#### Set exercise:
Go over the listing below line by line and tally those containing "price". Give only the tally.

━━ Record set ━━

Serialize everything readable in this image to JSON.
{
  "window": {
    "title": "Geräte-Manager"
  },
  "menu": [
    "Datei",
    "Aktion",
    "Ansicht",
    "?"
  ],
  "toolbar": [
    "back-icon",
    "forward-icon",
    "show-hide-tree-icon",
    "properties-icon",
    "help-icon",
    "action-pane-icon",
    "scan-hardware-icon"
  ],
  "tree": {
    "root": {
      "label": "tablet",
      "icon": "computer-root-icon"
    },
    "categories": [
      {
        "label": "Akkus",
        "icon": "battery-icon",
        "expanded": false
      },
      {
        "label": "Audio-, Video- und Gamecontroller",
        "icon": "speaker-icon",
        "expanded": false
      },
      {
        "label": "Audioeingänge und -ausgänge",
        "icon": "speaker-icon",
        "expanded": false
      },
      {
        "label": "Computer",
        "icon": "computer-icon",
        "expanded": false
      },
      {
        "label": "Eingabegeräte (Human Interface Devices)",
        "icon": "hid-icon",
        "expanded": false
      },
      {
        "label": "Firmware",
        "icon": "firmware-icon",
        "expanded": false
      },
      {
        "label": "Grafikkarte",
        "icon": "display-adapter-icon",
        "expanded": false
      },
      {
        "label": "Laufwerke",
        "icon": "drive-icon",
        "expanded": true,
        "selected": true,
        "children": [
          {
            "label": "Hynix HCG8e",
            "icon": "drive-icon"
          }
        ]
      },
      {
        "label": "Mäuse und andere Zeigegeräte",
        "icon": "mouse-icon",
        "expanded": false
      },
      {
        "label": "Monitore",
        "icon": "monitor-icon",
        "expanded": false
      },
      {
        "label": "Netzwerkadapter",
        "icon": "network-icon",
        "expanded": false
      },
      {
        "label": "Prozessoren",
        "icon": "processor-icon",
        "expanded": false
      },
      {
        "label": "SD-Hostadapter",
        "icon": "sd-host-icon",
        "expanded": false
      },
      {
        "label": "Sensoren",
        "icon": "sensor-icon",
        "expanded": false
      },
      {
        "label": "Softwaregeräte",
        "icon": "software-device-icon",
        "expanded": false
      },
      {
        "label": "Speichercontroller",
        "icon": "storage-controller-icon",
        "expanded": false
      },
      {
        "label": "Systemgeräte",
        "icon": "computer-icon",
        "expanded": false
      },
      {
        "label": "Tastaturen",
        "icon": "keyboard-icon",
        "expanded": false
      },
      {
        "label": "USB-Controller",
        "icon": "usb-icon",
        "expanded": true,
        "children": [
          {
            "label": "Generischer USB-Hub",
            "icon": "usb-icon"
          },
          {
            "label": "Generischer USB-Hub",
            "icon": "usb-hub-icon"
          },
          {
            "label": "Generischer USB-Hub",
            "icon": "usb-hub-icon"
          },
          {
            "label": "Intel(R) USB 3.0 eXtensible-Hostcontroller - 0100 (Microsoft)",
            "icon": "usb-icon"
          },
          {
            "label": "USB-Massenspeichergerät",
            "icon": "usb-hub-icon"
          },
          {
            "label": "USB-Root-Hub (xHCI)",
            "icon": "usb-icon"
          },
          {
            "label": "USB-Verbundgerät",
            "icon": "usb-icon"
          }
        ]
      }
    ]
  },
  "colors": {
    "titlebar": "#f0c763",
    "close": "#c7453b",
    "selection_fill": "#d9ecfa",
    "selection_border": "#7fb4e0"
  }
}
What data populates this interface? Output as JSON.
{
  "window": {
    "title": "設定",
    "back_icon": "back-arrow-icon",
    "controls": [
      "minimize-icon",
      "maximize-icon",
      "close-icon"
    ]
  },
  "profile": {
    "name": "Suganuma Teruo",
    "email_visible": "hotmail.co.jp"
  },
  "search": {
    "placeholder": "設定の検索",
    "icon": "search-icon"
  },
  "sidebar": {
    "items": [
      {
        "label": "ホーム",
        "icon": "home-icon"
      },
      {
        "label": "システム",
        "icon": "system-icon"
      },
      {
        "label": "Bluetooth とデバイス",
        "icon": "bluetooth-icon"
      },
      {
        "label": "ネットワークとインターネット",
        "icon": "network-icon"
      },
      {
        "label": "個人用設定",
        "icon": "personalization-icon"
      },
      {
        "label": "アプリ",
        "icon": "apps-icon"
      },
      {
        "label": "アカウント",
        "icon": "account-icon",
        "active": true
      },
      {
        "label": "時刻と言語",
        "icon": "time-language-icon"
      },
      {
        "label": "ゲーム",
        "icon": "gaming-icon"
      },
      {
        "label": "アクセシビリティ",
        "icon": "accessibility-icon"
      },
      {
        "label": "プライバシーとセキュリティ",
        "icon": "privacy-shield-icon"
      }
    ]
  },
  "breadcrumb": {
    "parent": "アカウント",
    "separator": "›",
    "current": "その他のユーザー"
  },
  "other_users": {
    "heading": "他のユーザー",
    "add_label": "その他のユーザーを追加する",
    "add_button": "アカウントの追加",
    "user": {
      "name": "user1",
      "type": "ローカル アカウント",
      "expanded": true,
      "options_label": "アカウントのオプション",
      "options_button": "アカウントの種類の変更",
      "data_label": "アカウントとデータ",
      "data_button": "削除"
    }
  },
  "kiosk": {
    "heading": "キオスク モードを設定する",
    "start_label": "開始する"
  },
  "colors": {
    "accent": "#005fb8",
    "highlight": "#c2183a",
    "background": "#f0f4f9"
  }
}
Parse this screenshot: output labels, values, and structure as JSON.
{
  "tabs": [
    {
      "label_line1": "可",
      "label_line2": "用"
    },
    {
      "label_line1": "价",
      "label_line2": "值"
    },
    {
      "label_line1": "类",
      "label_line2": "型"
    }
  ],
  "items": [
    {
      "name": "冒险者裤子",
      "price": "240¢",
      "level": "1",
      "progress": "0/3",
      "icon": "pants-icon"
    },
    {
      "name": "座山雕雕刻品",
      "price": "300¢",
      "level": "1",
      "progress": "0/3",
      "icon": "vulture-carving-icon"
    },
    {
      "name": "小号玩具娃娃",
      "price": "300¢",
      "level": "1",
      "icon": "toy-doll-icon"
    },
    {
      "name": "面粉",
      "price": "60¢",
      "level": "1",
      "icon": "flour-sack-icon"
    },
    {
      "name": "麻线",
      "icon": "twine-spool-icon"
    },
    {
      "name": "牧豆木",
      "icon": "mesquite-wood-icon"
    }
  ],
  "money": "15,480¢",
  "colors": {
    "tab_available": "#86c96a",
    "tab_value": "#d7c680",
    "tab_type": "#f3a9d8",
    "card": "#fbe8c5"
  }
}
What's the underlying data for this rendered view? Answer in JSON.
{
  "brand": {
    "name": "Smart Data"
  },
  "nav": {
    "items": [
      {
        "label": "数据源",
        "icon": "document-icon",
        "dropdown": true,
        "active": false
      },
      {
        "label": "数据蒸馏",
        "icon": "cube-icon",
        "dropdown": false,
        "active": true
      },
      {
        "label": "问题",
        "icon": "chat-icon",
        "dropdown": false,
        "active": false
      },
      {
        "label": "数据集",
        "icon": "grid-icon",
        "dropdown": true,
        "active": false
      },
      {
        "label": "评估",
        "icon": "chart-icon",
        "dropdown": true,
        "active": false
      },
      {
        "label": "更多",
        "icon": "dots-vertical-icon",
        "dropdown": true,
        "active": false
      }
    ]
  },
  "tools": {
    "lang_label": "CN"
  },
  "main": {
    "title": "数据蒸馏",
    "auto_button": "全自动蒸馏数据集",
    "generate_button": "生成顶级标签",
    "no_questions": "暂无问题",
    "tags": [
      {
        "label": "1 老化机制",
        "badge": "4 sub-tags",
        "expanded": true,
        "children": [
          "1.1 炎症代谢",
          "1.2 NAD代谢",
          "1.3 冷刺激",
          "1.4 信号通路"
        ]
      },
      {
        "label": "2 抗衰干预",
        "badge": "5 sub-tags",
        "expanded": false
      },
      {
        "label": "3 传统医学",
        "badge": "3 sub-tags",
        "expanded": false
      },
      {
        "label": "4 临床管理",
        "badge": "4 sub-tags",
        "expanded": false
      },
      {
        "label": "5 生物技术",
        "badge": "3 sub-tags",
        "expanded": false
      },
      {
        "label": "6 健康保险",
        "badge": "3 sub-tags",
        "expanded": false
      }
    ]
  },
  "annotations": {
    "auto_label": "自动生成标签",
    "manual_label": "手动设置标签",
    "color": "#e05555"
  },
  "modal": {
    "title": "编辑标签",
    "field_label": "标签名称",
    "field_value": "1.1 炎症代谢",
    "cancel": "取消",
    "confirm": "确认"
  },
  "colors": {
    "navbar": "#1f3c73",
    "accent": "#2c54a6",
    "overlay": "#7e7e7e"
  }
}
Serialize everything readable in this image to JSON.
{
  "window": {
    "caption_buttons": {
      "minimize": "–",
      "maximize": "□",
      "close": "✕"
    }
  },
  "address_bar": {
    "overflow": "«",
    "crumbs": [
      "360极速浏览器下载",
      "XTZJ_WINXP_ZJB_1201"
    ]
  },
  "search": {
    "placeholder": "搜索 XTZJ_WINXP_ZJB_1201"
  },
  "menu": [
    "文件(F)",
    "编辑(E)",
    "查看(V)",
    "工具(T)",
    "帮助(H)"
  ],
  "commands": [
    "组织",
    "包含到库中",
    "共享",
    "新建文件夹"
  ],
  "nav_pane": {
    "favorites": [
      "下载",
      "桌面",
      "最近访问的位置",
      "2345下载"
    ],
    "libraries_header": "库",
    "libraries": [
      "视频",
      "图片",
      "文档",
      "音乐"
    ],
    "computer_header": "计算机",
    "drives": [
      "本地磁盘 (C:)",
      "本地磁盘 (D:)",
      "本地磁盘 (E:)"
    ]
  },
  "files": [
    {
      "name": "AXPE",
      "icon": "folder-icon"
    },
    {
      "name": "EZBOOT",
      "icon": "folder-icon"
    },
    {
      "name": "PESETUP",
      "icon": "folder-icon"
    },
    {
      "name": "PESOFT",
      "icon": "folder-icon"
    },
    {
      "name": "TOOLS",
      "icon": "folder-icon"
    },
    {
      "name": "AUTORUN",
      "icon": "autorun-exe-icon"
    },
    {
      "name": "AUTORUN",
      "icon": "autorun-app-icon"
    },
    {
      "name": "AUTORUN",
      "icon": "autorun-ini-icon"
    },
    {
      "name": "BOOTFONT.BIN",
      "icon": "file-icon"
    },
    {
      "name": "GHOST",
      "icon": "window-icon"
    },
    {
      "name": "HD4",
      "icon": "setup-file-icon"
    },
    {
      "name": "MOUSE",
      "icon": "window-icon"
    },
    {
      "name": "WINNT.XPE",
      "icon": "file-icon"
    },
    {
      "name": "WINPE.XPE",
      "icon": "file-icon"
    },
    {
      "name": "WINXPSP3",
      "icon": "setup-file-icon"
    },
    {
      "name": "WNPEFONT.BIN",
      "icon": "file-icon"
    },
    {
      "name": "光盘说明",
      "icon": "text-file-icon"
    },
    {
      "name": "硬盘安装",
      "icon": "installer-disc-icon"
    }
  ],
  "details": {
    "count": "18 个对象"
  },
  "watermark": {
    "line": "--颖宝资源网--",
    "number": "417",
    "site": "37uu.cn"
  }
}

━━━

#### Right answer:
4